If you're trying to automount a optical drive, you shouldn't have any optical drives listed in your /etc/fstab. You have three. That is anything but good! 

If you are using X, you should probably also be using hal/dbus. If you're using hal/dbus, having any mention of an optical drive will in /etc/fstab make said drive work less than properly. 

If that's not it, check the cabling...if that's not it, get a new drive.

Blessed be!

Pappy

----------

## bpaddock

 *pappy_mcfae wrote:*   

> If you're trying to automount a optical drive, you shouldn't have any optical drives listed in your /etc/fstab. You have three. That is anything but good! 
> 
> If you are using X, you should probably also be using hal/dbus. If you're using hal/dbus, having any mention of an optical drive will in /etc/fstab make said drive work less than properly. 
> 
> If that's not it, check the cabling...if that's not it, get a new drive.
> ...

Data provided:
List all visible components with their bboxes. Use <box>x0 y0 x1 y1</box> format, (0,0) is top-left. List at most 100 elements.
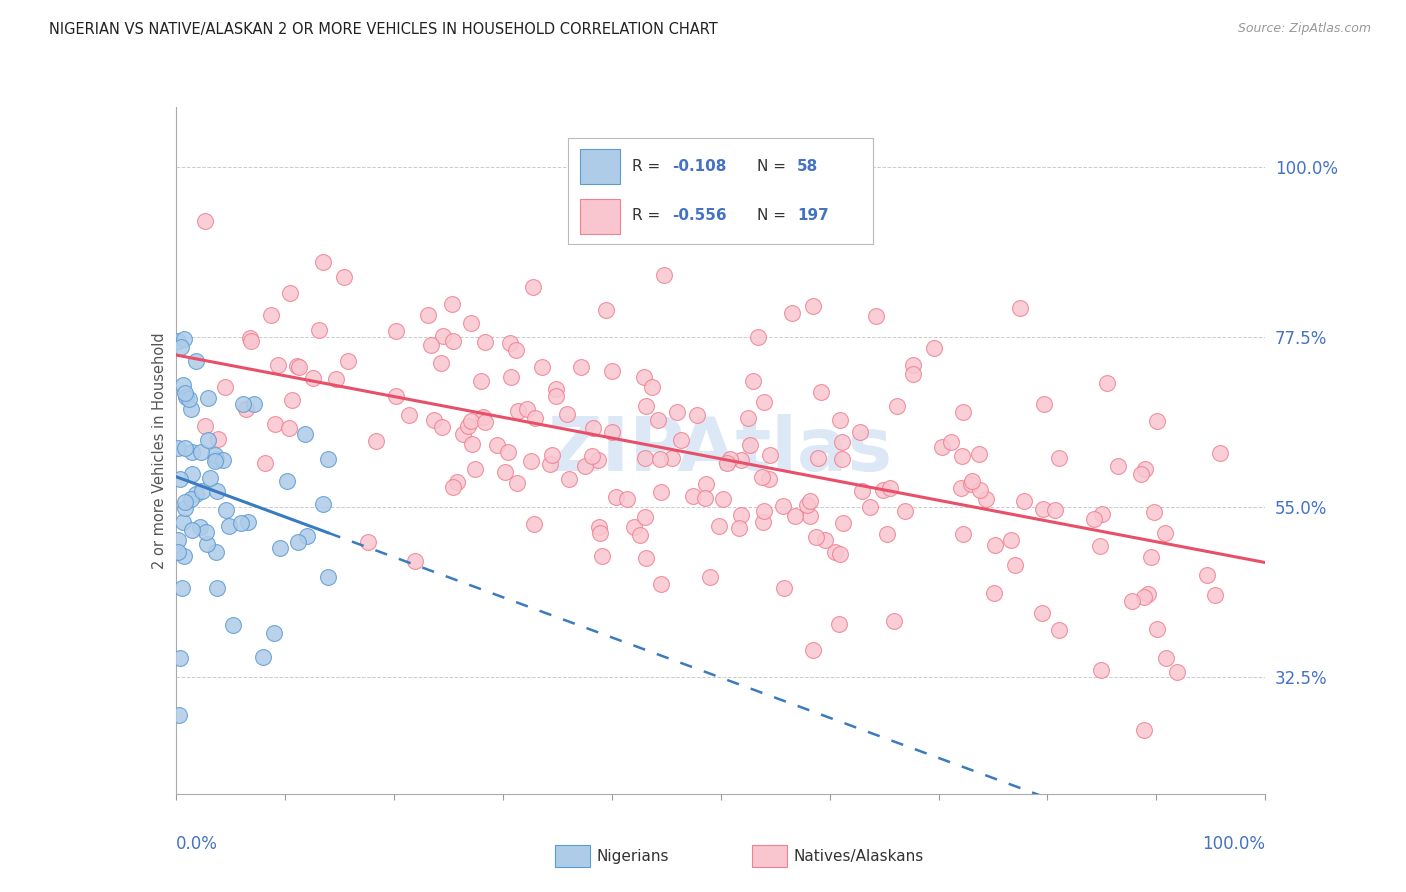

Exercise tasks:
- 1) Answer from the forum thread on automounting optical drives:
(a) How many optical drives are listed in /etc/fstab?
(b) What should someone using X probably also be using?
(c) What should be checked before getting a new drive?
- 2) Resume the forum thread on automounting optical drives, beginning after its final line.

Final results:
- 1)
(a) Three.
(b) hal/dbus.
(c) The cabling.

- 2)
After hours of poking at things, and installing the latest gentoo kernel it is working, for both audio and data, except for one type of disk.

This disk is premastered, "The 7 Habits of Highly Effective People".  When I put it in my desktop where I have KDE, KDE automount fires up a dialog

asking if I want to play the audio tracks or look at the data.  Either works.  Looking at this disk it seems to be compressed in someway.

It also works fine in my CD player in the car.

On the problamatic laptop I can neither mount nor play this disk.  This machine runs LXDE rather than KDE.  It is running X/DBUS/HAL.

So how do I get LXDE to like this disk?

----------

## pappy_mcfae

That one I don't know. 

Blessed be!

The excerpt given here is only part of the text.